> _PROBLEM TO SOLVE_:
From the entries below, copy out every line with "JSON" in it.

-- start of PROVIDED DATA --

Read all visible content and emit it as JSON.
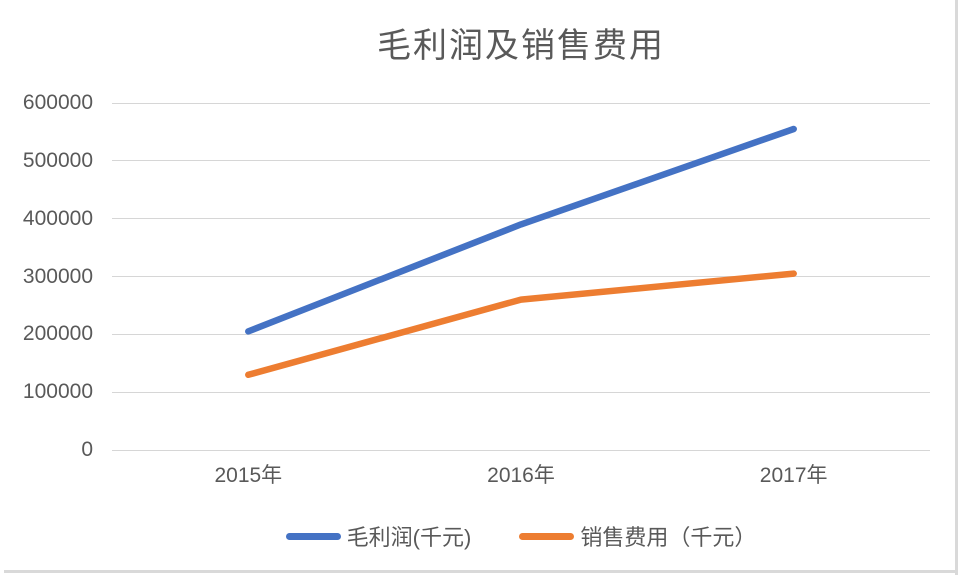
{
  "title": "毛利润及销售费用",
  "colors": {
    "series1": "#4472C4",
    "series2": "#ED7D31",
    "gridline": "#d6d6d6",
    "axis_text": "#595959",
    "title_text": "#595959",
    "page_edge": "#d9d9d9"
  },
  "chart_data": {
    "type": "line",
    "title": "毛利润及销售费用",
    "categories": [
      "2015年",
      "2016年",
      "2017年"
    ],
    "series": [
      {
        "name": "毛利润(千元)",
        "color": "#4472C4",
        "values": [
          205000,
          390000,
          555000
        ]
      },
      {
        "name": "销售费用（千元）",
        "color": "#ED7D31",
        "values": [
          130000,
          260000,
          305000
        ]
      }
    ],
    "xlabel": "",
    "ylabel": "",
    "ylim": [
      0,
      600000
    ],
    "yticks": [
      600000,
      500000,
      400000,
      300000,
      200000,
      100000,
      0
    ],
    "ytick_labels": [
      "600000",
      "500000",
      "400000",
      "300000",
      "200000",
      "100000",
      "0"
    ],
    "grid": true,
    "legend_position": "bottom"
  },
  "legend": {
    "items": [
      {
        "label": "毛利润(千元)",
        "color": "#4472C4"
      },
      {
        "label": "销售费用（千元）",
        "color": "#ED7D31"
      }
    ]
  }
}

-- end of PROVIDED DATA --
-- start of PROVIDED DATA --

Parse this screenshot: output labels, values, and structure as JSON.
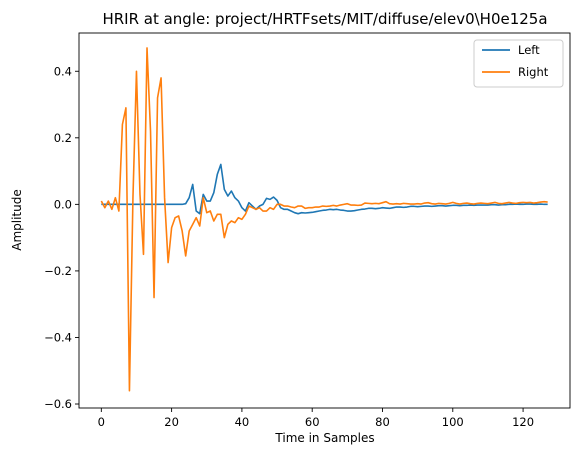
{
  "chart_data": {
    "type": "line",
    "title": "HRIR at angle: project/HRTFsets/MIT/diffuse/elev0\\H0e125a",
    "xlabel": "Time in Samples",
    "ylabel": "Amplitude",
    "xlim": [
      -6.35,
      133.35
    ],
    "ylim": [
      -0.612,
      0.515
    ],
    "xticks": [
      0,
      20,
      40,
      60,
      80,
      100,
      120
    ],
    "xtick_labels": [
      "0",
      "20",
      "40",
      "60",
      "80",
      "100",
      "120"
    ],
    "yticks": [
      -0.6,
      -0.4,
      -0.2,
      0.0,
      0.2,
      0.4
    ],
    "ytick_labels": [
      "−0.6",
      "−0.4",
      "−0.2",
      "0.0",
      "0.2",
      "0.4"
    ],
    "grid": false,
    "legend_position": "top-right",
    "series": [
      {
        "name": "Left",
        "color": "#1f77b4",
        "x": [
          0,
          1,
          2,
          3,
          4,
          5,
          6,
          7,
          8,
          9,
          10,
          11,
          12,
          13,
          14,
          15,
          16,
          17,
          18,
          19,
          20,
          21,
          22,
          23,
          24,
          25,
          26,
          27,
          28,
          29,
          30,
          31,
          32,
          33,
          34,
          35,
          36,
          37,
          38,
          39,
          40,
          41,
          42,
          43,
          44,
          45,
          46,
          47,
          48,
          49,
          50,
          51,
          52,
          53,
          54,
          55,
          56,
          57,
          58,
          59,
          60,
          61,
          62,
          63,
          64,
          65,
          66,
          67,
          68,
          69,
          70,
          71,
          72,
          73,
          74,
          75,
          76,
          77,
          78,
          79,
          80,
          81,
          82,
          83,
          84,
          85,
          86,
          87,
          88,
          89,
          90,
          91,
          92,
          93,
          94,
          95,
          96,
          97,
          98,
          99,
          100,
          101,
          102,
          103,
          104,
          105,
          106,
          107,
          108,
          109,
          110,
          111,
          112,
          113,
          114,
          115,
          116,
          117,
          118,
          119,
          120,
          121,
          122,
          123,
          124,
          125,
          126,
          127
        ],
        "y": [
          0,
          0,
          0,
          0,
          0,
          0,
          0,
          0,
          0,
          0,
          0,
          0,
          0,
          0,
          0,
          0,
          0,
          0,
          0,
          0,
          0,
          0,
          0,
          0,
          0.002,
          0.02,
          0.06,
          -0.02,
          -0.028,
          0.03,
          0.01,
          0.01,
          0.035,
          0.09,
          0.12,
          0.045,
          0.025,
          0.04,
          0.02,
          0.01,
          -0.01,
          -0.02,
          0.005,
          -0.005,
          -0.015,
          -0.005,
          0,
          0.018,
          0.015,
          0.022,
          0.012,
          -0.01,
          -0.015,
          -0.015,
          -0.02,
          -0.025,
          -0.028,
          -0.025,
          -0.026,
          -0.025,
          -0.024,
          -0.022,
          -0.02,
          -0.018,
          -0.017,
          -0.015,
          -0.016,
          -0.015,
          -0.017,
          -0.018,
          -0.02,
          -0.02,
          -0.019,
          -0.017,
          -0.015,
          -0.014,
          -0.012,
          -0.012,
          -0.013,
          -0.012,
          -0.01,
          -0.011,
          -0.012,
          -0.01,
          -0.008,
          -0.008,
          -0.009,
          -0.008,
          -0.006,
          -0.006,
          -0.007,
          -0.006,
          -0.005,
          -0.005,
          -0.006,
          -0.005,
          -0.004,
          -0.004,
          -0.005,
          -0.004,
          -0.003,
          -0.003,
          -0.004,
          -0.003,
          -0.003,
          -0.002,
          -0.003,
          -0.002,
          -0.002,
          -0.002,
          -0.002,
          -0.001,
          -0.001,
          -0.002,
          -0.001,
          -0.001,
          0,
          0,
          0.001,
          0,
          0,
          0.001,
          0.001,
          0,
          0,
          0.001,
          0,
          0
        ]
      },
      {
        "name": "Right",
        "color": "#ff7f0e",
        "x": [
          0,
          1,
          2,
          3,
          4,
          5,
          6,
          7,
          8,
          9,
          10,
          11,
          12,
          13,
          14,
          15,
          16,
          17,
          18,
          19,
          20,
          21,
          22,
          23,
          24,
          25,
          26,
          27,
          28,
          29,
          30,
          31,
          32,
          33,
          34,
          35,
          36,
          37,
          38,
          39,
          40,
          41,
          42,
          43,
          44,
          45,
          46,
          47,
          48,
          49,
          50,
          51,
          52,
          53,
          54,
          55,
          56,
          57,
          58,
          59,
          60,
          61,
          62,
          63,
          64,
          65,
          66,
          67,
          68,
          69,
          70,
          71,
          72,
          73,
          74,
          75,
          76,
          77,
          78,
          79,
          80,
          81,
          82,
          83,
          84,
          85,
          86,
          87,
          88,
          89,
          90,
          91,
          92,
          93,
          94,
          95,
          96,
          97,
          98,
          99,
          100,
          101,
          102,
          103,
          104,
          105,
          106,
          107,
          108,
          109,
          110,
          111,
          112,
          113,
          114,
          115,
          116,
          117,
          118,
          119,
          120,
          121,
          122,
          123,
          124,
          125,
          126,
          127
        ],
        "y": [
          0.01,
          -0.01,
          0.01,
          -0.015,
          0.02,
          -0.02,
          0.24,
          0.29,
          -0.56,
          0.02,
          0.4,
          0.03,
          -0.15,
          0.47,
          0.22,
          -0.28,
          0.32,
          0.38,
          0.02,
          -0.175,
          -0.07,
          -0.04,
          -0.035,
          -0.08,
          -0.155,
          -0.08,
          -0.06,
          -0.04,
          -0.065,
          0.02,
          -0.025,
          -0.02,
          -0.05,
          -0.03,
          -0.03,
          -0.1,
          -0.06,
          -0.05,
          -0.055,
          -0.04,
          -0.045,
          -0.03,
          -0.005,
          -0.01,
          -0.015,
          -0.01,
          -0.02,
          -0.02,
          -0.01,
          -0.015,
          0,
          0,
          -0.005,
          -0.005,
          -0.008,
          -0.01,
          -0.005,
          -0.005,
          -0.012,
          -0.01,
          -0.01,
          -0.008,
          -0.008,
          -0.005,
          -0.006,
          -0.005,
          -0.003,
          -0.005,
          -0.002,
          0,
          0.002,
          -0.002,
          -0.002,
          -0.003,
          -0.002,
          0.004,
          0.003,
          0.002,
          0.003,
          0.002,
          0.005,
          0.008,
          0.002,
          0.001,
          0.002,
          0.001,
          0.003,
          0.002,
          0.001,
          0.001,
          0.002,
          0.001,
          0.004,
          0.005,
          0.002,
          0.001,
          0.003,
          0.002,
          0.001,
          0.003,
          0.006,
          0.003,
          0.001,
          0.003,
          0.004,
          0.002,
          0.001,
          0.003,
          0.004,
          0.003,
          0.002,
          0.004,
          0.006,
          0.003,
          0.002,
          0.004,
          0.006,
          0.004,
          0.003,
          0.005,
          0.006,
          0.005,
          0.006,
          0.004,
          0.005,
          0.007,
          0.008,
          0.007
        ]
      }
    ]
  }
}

-- end of PROVIDED DATA --

> _TASK SOLUTION_:
Read all visible content and emit it as JSON.
Parse this screenshot: output labels, values, and structure as JSON.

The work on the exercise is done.